→ GIVEN EXERCISE: Write the records out again, keeping each line exactly as it is.

[start of PROVIDED RECORDS]

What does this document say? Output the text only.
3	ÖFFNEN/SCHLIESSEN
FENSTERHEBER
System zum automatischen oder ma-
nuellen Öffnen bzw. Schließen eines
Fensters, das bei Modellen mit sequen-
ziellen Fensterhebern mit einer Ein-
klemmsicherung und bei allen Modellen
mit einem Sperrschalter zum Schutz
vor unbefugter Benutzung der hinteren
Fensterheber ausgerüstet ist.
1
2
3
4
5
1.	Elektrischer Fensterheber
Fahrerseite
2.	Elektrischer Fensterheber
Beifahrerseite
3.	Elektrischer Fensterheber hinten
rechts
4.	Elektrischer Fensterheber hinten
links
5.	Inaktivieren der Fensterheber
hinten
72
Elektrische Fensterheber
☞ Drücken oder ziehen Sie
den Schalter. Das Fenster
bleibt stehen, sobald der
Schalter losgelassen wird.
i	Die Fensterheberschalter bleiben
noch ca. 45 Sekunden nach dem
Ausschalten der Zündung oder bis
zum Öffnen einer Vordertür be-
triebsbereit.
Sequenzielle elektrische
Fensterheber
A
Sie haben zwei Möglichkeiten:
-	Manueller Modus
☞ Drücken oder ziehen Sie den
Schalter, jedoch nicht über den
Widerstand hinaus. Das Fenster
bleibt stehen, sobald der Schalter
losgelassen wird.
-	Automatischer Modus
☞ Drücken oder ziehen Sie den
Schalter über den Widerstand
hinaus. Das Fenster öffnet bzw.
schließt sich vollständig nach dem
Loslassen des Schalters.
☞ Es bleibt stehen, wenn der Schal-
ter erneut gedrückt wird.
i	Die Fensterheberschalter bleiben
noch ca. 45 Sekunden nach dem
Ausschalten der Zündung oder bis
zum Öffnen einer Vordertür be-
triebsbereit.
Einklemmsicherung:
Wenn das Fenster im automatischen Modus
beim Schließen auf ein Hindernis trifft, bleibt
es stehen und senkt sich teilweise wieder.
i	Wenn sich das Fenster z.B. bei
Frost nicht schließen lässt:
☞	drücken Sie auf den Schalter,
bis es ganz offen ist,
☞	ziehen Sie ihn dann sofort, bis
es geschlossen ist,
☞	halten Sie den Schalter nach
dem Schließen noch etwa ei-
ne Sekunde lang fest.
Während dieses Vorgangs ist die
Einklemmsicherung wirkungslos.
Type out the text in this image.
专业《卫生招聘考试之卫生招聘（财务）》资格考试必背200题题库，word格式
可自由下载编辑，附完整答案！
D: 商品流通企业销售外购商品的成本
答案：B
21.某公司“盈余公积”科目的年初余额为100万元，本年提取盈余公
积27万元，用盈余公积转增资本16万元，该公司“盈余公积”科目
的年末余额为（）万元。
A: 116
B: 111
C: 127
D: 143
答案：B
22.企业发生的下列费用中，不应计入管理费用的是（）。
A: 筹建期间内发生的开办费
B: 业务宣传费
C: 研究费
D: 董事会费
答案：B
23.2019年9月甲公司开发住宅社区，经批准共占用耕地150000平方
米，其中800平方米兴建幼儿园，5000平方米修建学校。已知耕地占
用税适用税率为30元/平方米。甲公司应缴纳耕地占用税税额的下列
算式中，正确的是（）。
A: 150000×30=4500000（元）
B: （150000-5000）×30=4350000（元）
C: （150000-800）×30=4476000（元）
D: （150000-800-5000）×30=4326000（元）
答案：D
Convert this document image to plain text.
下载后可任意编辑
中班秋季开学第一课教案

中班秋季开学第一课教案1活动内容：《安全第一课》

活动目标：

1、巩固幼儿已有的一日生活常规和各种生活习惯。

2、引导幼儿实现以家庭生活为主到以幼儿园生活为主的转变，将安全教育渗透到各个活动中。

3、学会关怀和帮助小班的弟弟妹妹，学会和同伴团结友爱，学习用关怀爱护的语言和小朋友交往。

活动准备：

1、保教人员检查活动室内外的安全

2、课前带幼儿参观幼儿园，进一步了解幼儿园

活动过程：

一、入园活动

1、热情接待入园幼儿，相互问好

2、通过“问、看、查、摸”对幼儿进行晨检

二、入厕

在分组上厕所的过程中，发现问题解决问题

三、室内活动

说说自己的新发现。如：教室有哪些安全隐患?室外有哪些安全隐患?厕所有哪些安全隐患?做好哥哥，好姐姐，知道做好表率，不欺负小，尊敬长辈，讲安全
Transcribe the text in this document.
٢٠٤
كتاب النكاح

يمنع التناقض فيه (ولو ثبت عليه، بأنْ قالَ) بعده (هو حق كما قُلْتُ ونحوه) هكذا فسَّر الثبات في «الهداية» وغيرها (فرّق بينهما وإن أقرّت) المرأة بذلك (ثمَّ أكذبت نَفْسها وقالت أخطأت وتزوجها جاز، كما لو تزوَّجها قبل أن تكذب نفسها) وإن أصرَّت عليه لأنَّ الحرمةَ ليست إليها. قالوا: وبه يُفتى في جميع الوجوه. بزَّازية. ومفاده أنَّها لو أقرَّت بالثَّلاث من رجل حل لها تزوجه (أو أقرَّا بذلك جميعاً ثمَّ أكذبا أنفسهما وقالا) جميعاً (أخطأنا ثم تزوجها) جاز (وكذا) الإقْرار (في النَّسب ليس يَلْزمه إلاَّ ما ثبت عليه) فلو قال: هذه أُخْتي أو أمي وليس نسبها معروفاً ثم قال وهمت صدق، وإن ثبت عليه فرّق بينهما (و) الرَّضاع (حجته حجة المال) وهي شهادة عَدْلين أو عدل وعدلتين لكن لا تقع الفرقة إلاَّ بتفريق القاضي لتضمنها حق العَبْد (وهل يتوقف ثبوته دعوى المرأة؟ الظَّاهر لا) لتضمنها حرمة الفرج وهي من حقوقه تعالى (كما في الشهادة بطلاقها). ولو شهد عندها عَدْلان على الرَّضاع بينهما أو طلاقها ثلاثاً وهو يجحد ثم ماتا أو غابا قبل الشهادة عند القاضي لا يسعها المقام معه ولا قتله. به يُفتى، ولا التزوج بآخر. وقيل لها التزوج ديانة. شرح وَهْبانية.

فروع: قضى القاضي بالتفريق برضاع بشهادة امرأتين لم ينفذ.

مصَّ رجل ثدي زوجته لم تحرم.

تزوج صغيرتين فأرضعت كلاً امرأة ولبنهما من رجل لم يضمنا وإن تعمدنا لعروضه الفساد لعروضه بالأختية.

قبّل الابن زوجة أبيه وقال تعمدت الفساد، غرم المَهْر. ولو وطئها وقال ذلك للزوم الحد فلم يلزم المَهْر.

[end of PROVIDED RECORDS]

→ PROBLEM SOLUTION:
What does this document say? Output the text only.
3	ÖFFNEN/SCHLIESSEN
FENSTERHEBER
System zum automatischen oder ma-
nuellen Öffnen bzw. Schließen eines
Fensters, das bei Modellen mit sequen-
ziellen Fensterhebern mit einer Ein-
klemmsicherung und bei allen Modellen
mit einem Sperrschalter zum Schutz
vor unbefugter Benutzung der hinteren
Fensterheber ausgerüstet ist.
1
2
3
4
5
1.	Elektrischer Fensterheber
Fahrerseite
2.	Elektrischer Fensterheber
Beifahrerseite
3.	Elektrischer Fensterheber hinten
rechts
4.	Elektrischer Fensterheber hinten
links
5.	Inaktivieren der Fensterheber
hinten
72
Elektrische Fensterheber
☞ Drücken oder ziehen Sie
den Schalter. Das Fenster
bleibt stehen, sobald der
Schalter losgelassen wird.
i	Die Fensterheberschalter bleiben
noch ca. 45 Sekunden nach dem
Ausschalten der Zündung oder bis
zum Öffnen einer Vordertür be-
triebsbereit.
Sequenzielle elektrische
Fensterheber
A
Sie haben zwei Möglichkeiten:
-	Manueller Modus
☞ Drücken oder ziehen Sie den
Schalter, jedoch nicht über den
Widerstand hinaus. Das Fenster
bleibt stehen, sobald der Schalter
losgelassen wird.
-	Automatischer Modus
☞ Drücken oder ziehen Sie den
Schalter über den Widerstand
hinaus. Das Fenster öffnet bzw.
schließt sich vollständig nach dem
Loslassen des Schalters.
☞ Es bleibt stehen, wenn der Schal-
ter erneut gedrückt wird.
i	Die Fensterheberschalter bleiben
noch ca. 45 Sekunden nach dem
Ausschalten der Zündung oder bis
zum Öffnen einer Vordertür be-
triebsbereit.
Einklemmsicherung:
Wenn das Fenster im automatischen Modus
beim Schließen auf ein Hindernis trifft, bleibt
es stehen und senkt sich teilweise wieder.
i	Wenn sich das Fenster z.B. bei
Frost nicht schließen lässt:
☞	drücken Sie auf den Schalter,
bis es ganz offen ist,
☞	ziehen Sie ihn dann sofort, bis
es geschlossen ist,
☞	halten Sie den Schalter nach
dem Schließen noch etwa ei-
ne Sekunde lang fest.
Während dieses Vorgangs ist die
Einklemmsicherung wirkungslos.
Type out the text in this image.
专业《卫生招聘考试之卫生招聘（财务）》资格考试必背200题题库，word格式
可自由下载编辑，附完整答案！
D: 商品流通企业销售外购商品的成本
答案：B
21.某公司“盈余公积”科目的年初余额为100万元，本年提取盈余公
积27万元，用盈余公积转增资本16万元，该公司“盈余公积”科目
的年末余额为（）万元。
A: 116
B: 111
C: 127
D: 143
答案：B
22.企业发生的下列费用中，不应计入管理费用的是（）。
A: 筹建期间内发生的开办费
B: 业务宣传费
C: 研究费
D: 董事会费
答案：B
23.2019年9月甲公司开发住宅社区，经批准共占用耕地150000平方
米，其中800平方米兴建幼儿园，5000平方米修建学校。已知耕地占
用税适用税率为30元/平方米。甲公司应缴纳耕地占用税税额的下列
算式中，正确的是（）。
A: 150000×30=4500000（元）
B: （150000-5000）×30=4350000（元）
C: （150000-800）×30=4476000（元）
D: （150000-800-5000）×30=4326000（元）
答案：D
Convert this document image to plain text.
下载后可任意编辑
中班秋季开学第一课教案

中班秋季开学第一课教案1活动内容：《安全第一课》

活动目标：

1、巩固幼儿已有的一日生活常规和各种生活习惯。

2、引导幼儿实现以家庭生活为主到以幼儿园生活为主的转变，将安全教育渗透到各个活动中。

3、学会关怀和帮助小班的弟弟妹妹，学会和同伴团结友爱，学习用关怀爱护的语言和小朋友交往。

活动准备：

1、保教人员检查活动室内外的安全

2、课前带幼儿参观幼儿园，进一步了解幼儿园

活动过程：

一、入园活动

1、热情接待入园幼儿，相互问好

2、通过“问、看、查、摸”对幼儿进行晨检

二、入厕

在分组上厕所的过程中，发现问题解决问题

三、室内活动

说说自己的新发现。如：教室有哪些安全隐患?室外有哪些安全隐患?厕所有哪些安全隐患?做好哥哥，好姐姐，知道做好表率，不欺负小，尊敬长辈，讲安全
Transcribe the text in this document.
٢٠٤
كتاب النكاح

يمنع التناقض فيه (ولو ثبت عليه، بأنْ قالَ) بعده (هو حق كما قُلْتُ ونحوه) هكذا فسَّر الثبات في «الهداية» وغيرها (فرّق بينهما وإن أقرّت) المرأة بذلك (ثمَّ أكذبت نَفْسها وقالت أخطأت وتزوجها جاز، كما لو تزوَّجها قبل أن تكذب نفسها) وإن أصرَّت عليه لأنَّ الحرمةَ ليست إليها. قالوا: وبه يُفتى في جميع الوجوه. بزَّازية. ومفاده أنَّها لو أقرَّت بالثَّلاث من رجل حل لها تزوجه (أو أقرَّا بذلك جميعاً ثمَّ أكذبا أنفسهما وقالا) جميعاً (أخطأنا ثم تزوجها) جاز (وكذا) الإقْرار (في النَّسب ليس يَلْزمه إلاَّ ما ثبت عليه) فلو قال: هذه أُخْتي أو أمي وليس نسبها معروفاً ثم قال وهمت صدق، وإن ثبت عليه فرّق بينهما (و) الرَّضاع (حجته حجة المال) وهي شهادة عَدْلين أو عدل وعدلتين لكن لا تقع الفرقة إلاَّ بتفريق القاضي لتضمنها حق العَبْد (وهل يتوقف ثبوته دعوى المرأة؟ الظَّاهر لا) لتضمنها حرمة الفرج وهي من حقوقه تعالى (كما في الشهادة بطلاقها). ولو شهد عندها عَدْلان على الرَّضاع بينهما أو طلاقها ثلاثاً وهو يجحد ثم ماتا أو غابا قبل الشهادة عند القاضي لا يسعها المقام معه ولا قتله. به يُفتى، ولا التزوج بآخر. وقيل لها التزوج ديانة. شرح وَهْبانية.

فروع: قضى القاضي بالتفريق برضاع بشهادة امرأتين لم ينفذ.

مصَّ رجل ثدي زوجته لم تحرم.

تزوج صغيرتين فأرضعت كلاً امرأة ولبنهما من رجل لم يضمنا وإن تعمدنا لعروضه الفساد لعروضه بالأختية.

قبّل الابن زوجة أبيه وقال تعمدت الفساد، غرم المَهْر. ولو وطئها وقال ذلك للزوم الحد فلم يلزم المَهْر.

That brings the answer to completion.